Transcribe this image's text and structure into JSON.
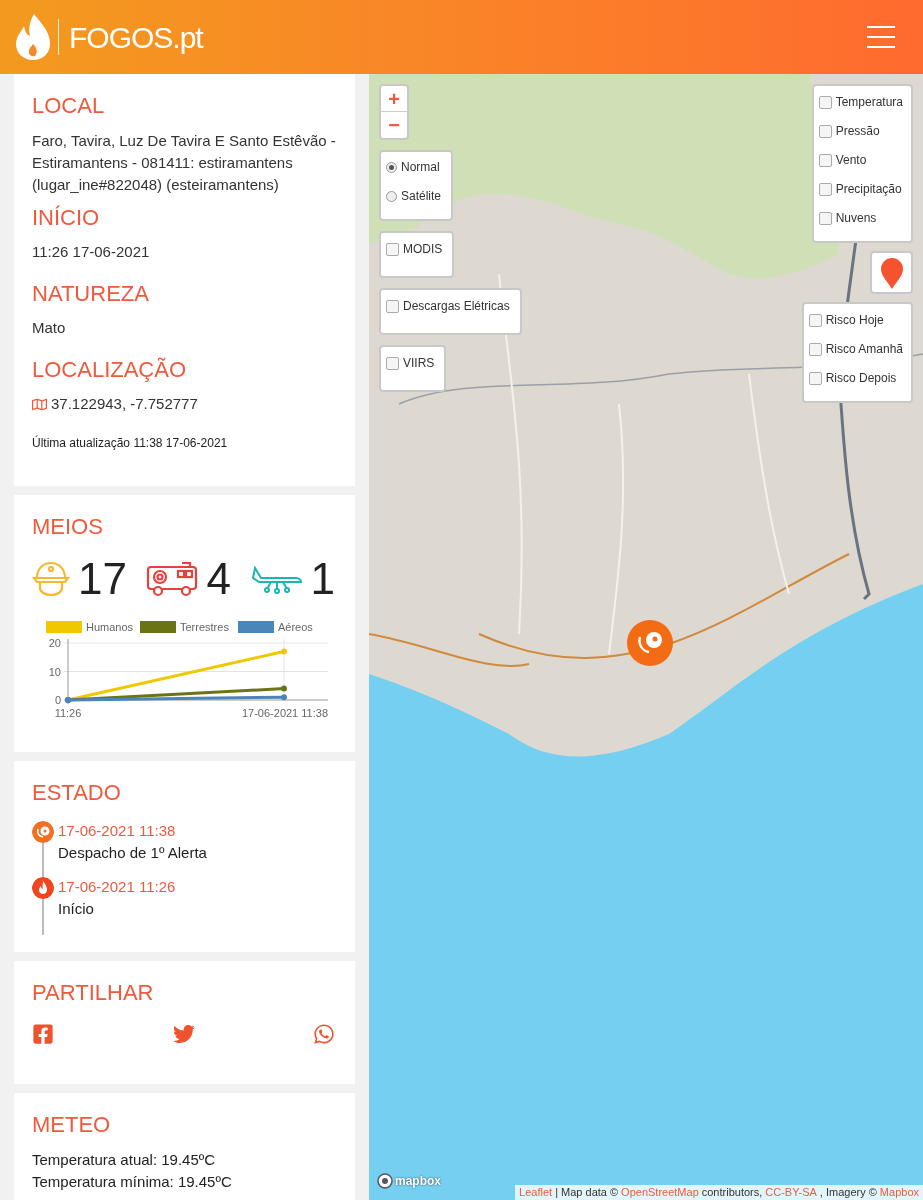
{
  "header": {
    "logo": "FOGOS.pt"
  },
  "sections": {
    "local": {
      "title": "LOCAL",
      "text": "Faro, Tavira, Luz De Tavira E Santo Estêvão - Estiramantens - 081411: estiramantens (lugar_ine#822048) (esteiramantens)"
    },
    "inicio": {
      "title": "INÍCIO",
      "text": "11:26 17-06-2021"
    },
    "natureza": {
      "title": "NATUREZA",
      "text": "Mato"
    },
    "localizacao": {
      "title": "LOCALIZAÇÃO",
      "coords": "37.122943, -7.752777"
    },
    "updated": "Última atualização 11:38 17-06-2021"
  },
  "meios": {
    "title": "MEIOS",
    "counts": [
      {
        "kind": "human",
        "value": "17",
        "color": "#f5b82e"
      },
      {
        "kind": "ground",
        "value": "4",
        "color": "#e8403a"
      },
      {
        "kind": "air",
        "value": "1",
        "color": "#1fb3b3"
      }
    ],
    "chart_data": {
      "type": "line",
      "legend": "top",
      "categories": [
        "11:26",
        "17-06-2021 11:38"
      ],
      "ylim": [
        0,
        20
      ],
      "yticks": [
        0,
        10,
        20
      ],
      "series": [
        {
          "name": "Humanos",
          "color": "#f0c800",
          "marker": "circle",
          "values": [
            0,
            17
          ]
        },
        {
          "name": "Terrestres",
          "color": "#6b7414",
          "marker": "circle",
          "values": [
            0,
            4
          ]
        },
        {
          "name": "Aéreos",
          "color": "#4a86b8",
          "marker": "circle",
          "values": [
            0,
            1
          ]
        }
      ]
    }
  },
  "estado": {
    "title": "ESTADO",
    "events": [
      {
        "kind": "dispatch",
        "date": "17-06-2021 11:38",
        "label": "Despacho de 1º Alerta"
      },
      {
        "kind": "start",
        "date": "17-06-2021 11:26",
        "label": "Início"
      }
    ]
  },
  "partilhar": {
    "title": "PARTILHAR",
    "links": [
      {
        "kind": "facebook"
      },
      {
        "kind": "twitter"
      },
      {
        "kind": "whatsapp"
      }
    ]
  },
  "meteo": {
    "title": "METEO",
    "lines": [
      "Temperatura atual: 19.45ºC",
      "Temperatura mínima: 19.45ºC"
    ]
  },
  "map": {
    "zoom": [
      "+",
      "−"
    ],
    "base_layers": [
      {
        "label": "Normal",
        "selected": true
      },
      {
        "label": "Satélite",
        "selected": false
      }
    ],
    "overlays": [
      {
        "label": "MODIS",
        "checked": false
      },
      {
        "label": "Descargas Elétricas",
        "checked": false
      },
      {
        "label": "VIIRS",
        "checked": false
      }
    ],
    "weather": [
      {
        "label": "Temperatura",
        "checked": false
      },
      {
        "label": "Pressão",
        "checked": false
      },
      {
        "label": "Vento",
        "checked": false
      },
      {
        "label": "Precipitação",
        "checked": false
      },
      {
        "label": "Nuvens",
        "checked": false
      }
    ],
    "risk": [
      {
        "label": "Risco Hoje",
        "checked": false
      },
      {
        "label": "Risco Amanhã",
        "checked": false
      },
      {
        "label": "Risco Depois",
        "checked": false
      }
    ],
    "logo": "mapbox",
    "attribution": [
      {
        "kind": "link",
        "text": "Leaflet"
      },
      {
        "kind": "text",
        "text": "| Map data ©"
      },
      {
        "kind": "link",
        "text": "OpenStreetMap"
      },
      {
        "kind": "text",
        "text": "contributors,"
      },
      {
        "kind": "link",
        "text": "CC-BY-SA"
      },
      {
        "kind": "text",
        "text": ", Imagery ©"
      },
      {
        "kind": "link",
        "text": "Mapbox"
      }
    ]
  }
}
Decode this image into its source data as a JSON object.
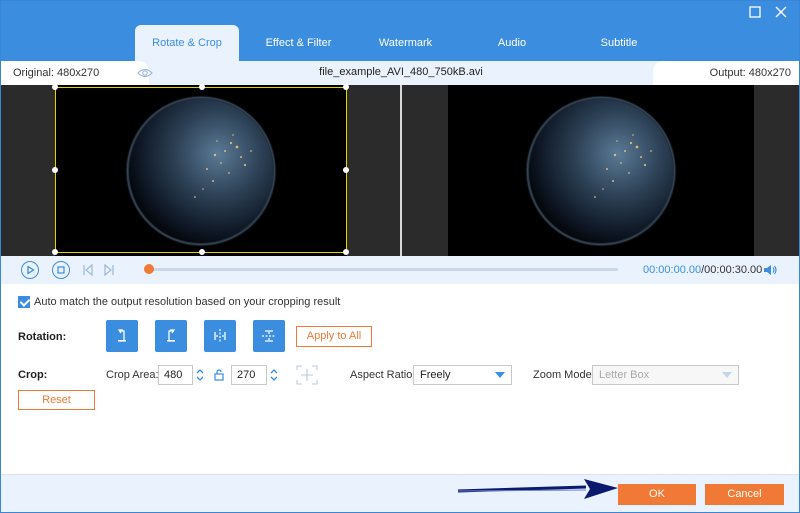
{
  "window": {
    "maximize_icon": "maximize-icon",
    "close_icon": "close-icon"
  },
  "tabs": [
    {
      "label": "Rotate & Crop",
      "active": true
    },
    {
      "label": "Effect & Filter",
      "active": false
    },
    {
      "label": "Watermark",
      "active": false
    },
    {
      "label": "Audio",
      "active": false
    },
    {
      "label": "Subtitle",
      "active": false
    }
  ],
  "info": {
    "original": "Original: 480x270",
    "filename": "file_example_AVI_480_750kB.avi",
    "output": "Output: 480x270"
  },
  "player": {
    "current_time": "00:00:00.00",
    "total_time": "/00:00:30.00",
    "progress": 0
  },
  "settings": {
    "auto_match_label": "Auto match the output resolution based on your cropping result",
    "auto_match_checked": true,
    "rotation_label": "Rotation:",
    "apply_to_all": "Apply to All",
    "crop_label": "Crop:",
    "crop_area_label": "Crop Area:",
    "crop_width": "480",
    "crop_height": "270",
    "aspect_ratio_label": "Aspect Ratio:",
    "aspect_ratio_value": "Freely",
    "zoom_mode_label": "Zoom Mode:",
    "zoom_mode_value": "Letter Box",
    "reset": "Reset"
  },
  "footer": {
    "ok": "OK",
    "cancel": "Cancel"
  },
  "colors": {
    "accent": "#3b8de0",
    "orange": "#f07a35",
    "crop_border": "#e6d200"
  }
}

* Stated task:
Look through the data above. Find each line with the string "this" and copy it.

* Task result:
Transcribe this image's text and structure into JSON.
Decode this image into its source data as a JSON object.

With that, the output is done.